[Saved data entries]
------
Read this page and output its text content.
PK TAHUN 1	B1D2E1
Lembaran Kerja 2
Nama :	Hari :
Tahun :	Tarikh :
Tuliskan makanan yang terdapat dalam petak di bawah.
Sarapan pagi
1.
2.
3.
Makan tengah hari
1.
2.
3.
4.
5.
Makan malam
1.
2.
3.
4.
------
▶ _REQUEST_
Repeat all the entries exactly as given.

▶ _FINAL RESULT_
Read this page and output its text content.
PK TAHUN 1	B1D2E1
Lembaran Kerja 2
Nama :	Hari :
Tahun :	Tarikh :
Tuliskan makanan yang terdapat dalam petak di bawah.
Sarapan pagi
1.
2.
3.
Makan tengah hari
1.
2.
3.
4.
5.
Makan malam
1.
2.
3.
4.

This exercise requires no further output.